### INSTRUCTIONS TO FOLLOW
Reproduce the listing that follows with no differences at all.

### THE DATA
BEGIN

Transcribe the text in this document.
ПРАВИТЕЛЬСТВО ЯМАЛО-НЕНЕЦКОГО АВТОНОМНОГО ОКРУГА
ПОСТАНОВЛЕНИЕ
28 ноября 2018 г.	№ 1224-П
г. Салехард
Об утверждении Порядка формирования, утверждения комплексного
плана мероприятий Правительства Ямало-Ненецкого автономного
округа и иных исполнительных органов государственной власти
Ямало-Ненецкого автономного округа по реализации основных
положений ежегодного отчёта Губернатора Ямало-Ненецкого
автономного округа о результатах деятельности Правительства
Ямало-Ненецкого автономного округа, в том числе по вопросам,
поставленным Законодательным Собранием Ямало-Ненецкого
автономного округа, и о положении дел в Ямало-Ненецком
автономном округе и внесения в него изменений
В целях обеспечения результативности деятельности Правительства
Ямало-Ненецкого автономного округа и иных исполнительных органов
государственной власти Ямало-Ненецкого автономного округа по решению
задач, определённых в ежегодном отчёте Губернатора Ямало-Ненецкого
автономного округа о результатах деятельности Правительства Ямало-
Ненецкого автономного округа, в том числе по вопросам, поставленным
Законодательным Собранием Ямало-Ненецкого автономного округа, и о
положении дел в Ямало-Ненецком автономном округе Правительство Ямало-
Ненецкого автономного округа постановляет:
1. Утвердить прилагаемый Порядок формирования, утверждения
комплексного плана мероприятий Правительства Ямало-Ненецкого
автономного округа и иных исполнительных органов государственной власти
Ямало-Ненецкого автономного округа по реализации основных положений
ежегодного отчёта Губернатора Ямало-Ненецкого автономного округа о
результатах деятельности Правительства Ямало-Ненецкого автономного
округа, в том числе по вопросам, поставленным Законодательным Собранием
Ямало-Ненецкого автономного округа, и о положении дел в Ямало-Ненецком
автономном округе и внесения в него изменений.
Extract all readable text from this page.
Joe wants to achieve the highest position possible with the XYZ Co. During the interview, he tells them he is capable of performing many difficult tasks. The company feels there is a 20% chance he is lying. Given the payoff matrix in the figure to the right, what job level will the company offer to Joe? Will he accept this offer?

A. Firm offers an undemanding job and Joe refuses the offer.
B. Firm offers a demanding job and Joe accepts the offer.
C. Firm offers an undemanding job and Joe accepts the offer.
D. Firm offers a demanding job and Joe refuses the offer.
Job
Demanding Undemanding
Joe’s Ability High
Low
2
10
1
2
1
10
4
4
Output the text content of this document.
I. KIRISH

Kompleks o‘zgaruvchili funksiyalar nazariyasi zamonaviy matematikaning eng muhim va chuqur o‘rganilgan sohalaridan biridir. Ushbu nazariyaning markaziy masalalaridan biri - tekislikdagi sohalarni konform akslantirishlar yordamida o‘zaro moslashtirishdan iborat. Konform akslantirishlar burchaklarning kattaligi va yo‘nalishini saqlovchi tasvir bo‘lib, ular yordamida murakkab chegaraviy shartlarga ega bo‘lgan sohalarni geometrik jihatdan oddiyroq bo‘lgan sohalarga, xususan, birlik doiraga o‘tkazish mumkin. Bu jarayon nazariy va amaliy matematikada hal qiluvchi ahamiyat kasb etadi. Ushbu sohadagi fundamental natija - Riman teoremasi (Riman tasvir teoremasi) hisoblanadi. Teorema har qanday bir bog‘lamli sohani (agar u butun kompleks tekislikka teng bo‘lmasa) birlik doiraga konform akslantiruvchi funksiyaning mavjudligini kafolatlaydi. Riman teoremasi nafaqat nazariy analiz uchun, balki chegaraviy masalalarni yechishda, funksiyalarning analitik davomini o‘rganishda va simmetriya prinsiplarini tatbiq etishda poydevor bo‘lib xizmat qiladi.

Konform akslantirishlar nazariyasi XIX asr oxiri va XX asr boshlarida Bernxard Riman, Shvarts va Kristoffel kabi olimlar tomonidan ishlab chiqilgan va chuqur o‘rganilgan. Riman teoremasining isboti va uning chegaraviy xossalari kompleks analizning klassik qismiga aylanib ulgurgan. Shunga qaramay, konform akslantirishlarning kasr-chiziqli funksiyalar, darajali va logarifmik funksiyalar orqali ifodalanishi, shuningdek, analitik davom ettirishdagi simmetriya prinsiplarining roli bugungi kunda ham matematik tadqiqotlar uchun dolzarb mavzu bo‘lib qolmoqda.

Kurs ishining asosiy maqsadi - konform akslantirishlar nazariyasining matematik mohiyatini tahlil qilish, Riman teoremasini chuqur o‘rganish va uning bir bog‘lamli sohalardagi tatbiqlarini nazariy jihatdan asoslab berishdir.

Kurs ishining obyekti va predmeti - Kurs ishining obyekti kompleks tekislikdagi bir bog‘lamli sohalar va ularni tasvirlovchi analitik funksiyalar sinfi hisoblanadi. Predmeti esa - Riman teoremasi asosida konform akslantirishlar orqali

END

### RESULT FOR THIS EXERCISE
Transcribe the text in this document.
ПРАВИТЕЛЬСТВО ЯМАЛО-НЕНЕЦКОГО АВТОНОМНОГО ОКРУГА
ПОСТАНОВЛЕНИЕ
28 ноября 2018 г.	№ 1224-П
г. Салехард
Об утверждении Порядка формирования, утверждения комплексного
плана мероприятий Правительства Ямало-Ненецкого автономного
округа и иных исполнительных органов государственной власти
Ямало-Ненецкого автономного округа по реализации основных
положений ежегодного отчёта Губернатора Ямало-Ненецкого
автономного округа о результатах деятельности Правительства
Ямало-Ненецкого автономного округа, в том числе по вопросам,
поставленным Законодательным Собранием Ямало-Ненецкого
автономного округа, и о положении дел в Ямало-Ненецком
автономном округе и внесения в него изменений
В целях обеспечения результативности деятельности Правительства
Ямало-Ненецкого автономного округа и иных исполнительных органов
государственной власти Ямало-Ненецкого автономного округа по решению
задач, определённых в ежегодном отчёте Губернатора Ямало-Ненецкого
автономного округа о результатах деятельности Правительства Ямало-
Ненецкого автономного округа, в том числе по вопросам, поставленным
Законодательным Собранием Ямало-Ненецкого автономного округа, и о
положении дел в Ямало-Ненецком автономном округе Правительство Ямало-
Ненецкого автономного округа постановляет:
1. Утвердить прилагаемый Порядок формирования, утверждения
комплексного плана мероприятий Правительства Ямало-Ненецкого
автономного округа и иных исполнительных органов государственной власти
Ямало-Ненецкого автономного округа по реализации основных положений
ежегодного отчёта Губернатора Ямало-Ненецкого автономного округа о
результатах деятельности Правительства Ямало-Ненецкого автономного
округа, в том числе по вопросам, поставленным Законодательным Собранием
Ямало-Ненецкого автономного округа, и о положении дел в Ямало-Ненецком
автономном округе и внесения в него изменений.
Extract all readable text from this page.
Joe wants to achieve the highest position possible with the XYZ Co. During the interview, he tells them he is capable of performing many difficult tasks. The company feels there is a 20% chance he is lying. Given the payoff matrix in the figure to the right, what job level will the company offer to Joe? Will he accept this offer?

A. Firm offers an undemanding job and Joe refuses the offer.
B. Firm offers a demanding job and Joe accepts the offer.
C. Firm offers an undemanding job and Joe accepts the offer.
D. Firm offers a demanding job and Joe refuses the offer.
Job
Demanding Undemanding
Joe’s Ability High
Low
2
10
1
2
1
10
4
4
Output the text content of this document.
I. KIRISH

Kompleks o‘zgaruvchili funksiyalar nazariyasi zamonaviy matematikaning eng muhim va chuqur o‘rganilgan sohalaridan biridir. Ushbu nazariyaning markaziy masalalaridan biri - tekislikdagi sohalarni konform akslantirishlar yordamida o‘zaro moslashtirishdan iborat. Konform akslantirishlar burchaklarning kattaligi va yo‘nalishini saqlovchi tasvir bo‘lib, ular yordamida murakkab chegaraviy shartlarga ega bo‘lgan sohalarni geometrik jihatdan oddiyroq bo‘lgan sohalarga, xususan, birlik doiraga o‘tkazish mumkin. Bu jarayon nazariy va amaliy matematikada hal qiluvchi ahamiyat kasb etadi. Ushbu sohadagi fundamental natija - Riman teoremasi (Riman tasvir teoremasi) hisoblanadi. Teorema har qanday bir bog‘lamli sohani (agar u butun kompleks tekislikka teng bo‘lmasa) birlik doiraga konform akslantiruvchi funksiyaning mavjudligini kafolatlaydi. Riman teoremasi nafaqat nazariy analiz uchun, balki chegaraviy masalalarni yechishda, funksiyalarning analitik davomini o‘rganishda va simmetriya prinsiplarini tatbiq etishda poydevor bo‘lib xizmat qiladi.

Konform akslantirishlar nazariyasi XIX asr oxiri va XX asr boshlarida Bernxard Riman, Shvarts va Kristoffel kabi olimlar tomonidan ishlab chiqilgan va chuqur o‘rganilgan. Riman teoremasining isboti va uning chegaraviy xossalari kompleks analizning klassik qismiga aylanib ulgurgan. Shunga qaramay, konform akslantirishlarning kasr-chiziqli funksiyalar, darajali va logarifmik funksiyalar orqali ifodalanishi, shuningdek, analitik davom ettirishdagi simmetriya prinsiplarining roli bugungi kunda ham matematik tadqiqotlar uchun dolzarb mavzu bo‘lib qolmoqda.

Kurs ishining asosiy maqsadi - konform akslantirishlar nazariyasining matematik mohiyatini tahlil qilish, Riman teoremasini chuqur o‘rganish va uning bir bog‘lamli sohalardagi tatbiqlarini nazariy jihatdan asoslab berishdir.

Kurs ishining obyekti va predmeti - Kurs ishining obyekti kompleks tekislikdagi bir bog‘lamli sohalar va ularni tasvirlovchi analitik funksiyalar sinfi hisoblanadi. Predmeti esa - Riman teoremasi asosida konform akslantirishlar orqali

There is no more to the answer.